(Extracted records)

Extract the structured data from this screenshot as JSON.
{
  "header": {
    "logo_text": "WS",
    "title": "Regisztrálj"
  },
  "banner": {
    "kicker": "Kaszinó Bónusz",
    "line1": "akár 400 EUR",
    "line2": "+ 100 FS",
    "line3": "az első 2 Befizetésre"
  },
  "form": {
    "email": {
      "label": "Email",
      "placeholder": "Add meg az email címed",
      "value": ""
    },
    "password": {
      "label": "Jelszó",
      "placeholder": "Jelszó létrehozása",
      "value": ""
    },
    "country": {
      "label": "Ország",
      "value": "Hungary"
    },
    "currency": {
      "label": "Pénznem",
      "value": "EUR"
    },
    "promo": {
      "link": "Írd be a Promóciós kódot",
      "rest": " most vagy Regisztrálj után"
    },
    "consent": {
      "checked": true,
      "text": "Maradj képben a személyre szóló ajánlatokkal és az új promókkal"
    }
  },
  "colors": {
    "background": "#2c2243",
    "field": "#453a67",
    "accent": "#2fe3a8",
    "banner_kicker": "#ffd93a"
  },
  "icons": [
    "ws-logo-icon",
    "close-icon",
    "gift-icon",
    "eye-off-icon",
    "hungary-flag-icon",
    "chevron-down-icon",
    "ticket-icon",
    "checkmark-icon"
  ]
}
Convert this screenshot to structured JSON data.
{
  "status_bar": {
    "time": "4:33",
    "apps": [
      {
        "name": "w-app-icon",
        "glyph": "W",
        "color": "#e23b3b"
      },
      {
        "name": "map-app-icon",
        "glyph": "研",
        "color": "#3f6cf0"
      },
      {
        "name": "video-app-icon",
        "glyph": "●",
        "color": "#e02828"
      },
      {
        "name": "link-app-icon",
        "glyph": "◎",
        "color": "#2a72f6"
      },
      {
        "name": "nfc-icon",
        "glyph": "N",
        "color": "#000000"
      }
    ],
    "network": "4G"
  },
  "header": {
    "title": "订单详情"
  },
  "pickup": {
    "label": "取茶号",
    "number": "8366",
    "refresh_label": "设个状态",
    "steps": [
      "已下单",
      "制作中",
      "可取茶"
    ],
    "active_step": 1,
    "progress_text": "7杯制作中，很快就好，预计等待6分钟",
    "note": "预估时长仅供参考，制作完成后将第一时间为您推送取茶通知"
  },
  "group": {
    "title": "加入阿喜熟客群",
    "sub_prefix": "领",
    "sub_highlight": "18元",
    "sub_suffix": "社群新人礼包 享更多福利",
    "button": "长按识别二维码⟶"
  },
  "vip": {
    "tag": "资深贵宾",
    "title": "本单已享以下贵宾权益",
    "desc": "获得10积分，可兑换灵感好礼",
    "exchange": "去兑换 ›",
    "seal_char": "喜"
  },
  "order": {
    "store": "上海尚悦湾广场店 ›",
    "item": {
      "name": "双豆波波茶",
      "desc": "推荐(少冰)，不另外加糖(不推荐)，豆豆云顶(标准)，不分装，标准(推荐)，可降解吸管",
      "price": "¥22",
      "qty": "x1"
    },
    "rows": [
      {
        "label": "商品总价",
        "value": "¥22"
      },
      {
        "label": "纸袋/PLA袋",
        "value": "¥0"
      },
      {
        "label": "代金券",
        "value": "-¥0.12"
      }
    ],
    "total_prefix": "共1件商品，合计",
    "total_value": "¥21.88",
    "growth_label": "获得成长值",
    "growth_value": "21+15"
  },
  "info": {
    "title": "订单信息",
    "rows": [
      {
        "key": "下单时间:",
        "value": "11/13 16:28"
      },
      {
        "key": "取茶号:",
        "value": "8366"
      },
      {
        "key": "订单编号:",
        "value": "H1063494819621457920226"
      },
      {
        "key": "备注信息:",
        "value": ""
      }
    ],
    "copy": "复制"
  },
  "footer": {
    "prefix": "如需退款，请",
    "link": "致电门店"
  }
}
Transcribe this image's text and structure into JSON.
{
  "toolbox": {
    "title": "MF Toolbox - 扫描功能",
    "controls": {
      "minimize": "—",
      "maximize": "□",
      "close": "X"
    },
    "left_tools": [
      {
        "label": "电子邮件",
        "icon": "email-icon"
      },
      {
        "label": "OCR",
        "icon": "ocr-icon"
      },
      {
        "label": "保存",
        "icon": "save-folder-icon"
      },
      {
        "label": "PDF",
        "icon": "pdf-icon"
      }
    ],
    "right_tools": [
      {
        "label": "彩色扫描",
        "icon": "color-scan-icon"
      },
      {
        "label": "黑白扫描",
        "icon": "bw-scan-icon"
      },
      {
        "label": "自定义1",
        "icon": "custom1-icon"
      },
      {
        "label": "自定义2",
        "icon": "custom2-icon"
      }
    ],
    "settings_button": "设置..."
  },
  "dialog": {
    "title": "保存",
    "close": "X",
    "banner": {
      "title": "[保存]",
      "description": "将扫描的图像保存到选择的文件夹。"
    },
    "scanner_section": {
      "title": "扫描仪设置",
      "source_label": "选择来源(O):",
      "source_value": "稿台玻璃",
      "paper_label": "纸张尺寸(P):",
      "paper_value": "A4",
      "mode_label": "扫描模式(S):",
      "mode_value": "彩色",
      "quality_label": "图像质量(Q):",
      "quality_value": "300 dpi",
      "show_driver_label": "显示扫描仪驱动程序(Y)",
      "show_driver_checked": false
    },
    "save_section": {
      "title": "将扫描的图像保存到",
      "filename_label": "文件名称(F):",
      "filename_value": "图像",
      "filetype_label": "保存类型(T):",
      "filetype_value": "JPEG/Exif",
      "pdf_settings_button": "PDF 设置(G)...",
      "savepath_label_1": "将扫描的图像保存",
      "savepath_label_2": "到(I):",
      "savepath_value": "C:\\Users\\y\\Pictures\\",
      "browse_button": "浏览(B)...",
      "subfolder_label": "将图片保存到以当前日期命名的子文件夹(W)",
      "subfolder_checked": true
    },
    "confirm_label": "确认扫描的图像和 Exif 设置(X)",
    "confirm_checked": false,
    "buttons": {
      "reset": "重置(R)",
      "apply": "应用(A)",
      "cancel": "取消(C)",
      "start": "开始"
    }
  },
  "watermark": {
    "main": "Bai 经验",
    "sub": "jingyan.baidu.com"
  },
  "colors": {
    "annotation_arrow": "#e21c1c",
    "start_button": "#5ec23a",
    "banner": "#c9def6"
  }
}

[Challenge]:
Lines from the records above that hold "structured" are the ones to list.

[Exercise output]:
Extract the structured data from this screenshot as JSON.
Convert this screenshot to structured JSON data.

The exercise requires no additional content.